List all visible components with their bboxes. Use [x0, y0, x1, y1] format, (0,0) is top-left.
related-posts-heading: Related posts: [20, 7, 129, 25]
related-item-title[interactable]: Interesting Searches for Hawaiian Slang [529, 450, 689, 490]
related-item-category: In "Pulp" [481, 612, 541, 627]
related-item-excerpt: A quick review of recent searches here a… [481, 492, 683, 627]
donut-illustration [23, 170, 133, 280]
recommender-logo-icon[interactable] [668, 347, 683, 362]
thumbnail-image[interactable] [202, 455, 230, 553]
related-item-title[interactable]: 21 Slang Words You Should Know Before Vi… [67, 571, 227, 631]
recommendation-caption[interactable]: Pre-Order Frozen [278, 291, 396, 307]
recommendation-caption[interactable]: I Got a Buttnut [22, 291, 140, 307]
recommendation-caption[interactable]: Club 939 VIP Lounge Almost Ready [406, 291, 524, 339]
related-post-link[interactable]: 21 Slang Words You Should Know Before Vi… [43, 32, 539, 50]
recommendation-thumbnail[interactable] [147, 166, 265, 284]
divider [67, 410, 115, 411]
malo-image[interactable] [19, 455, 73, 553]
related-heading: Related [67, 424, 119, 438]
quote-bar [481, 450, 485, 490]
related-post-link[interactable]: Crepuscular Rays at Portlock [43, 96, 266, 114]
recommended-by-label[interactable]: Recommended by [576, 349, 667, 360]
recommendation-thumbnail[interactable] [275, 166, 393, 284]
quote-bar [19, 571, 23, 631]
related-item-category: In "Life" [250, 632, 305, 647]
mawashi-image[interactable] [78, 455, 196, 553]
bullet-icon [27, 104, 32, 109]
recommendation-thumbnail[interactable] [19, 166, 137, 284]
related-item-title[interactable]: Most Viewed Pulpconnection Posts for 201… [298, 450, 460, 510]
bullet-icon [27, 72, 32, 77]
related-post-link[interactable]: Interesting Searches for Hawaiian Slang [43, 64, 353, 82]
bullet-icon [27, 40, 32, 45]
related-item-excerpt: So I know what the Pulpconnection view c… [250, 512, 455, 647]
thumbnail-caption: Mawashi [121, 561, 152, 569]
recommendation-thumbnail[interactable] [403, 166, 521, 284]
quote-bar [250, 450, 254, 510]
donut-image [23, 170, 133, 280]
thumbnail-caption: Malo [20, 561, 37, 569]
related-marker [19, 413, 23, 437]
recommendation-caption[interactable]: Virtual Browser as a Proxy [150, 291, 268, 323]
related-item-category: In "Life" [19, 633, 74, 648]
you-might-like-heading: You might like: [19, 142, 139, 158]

-*-*-

* **Task**: Print every line of the records above verbatim, changing nothing.

* **Right answer**:
List all visible components with their bboxes. Use [x0, y0, x1, y1] format, (0,0) is top-left.
related-posts-heading: Related posts: [20, 7, 129, 25]
related-item-title[interactable]: Interesting Searches for Hawaiian Slang [529, 450, 689, 490]
related-item-category: In "Pulp" [481, 612, 541, 627]
related-item-excerpt: A quick review of recent searches here a… [481, 492, 683, 627]
donut-illustration [23, 170, 133, 280]
recommender-logo-icon[interactable] [668, 347, 683, 362]
thumbnail-image[interactable] [202, 455, 230, 553]
related-item-title[interactable]: 21 Slang Words You Should Know Before Vi… [67, 571, 227, 631]
recommendation-caption[interactable]: Pre-Order Frozen [278, 291, 396, 307]
recommendation-caption[interactable]: I Got a Buttnut [22, 291, 140, 307]
recommendation-caption[interactable]: Club 939 VIP Lounge Almost Ready [406, 291, 524, 339]
related-post-link[interactable]: 21 Slang Words You Should Know Before Vi… [43, 32, 539, 50]
recommendation-thumbnail[interactable] [147, 166, 265, 284]
divider [67, 410, 115, 411]
malo-image[interactable] [19, 455, 73, 553]
related-heading: Related [67, 424, 119, 438]
quote-bar [481, 450, 485, 490]
related-post-link[interactable]: Crepuscular Rays at Portlock [43, 96, 266, 114]
recommended-by-label[interactable]: Recommended by [576, 349, 667, 360]
recommendation-thumbnail[interactable] [275, 166, 393, 284]
quote-bar [19, 571, 23, 631]
related-item-category: In "Life" [250, 632, 305, 647]
mawashi-image[interactable] [78, 455, 196, 553]
bullet-icon [27, 104, 32, 109]
recommendation-thumbnail[interactable] [19, 166, 137, 284]
related-item-title[interactable]: Most Viewed Pulpconnection Posts for 201… [298, 450, 460, 510]
bullet-icon [27, 72, 32, 77]
related-post-link[interactable]: Interesting Searches for Hawaiian Slang [43, 64, 353, 82]
bullet-icon [27, 40, 32, 45]
related-item-excerpt: So I know what the Pulpconnection view c… [250, 512, 455, 647]
thumbnail-caption: Mawashi [121, 561, 152, 569]
recommendation-thumbnail[interactable] [403, 166, 521, 284]
quote-bar [250, 450, 254, 510]
donut-image [23, 170, 133, 280]
thumbnail-caption: Malo [20, 561, 37, 569]
related-marker [19, 413, 23, 437]
recommendation-caption[interactable]: Virtual Browser as a Proxy [150, 291, 268, 323]
related-item-category: In "Life" [19, 633, 74, 648]
you-might-like-heading: You might like: [19, 142, 139, 158]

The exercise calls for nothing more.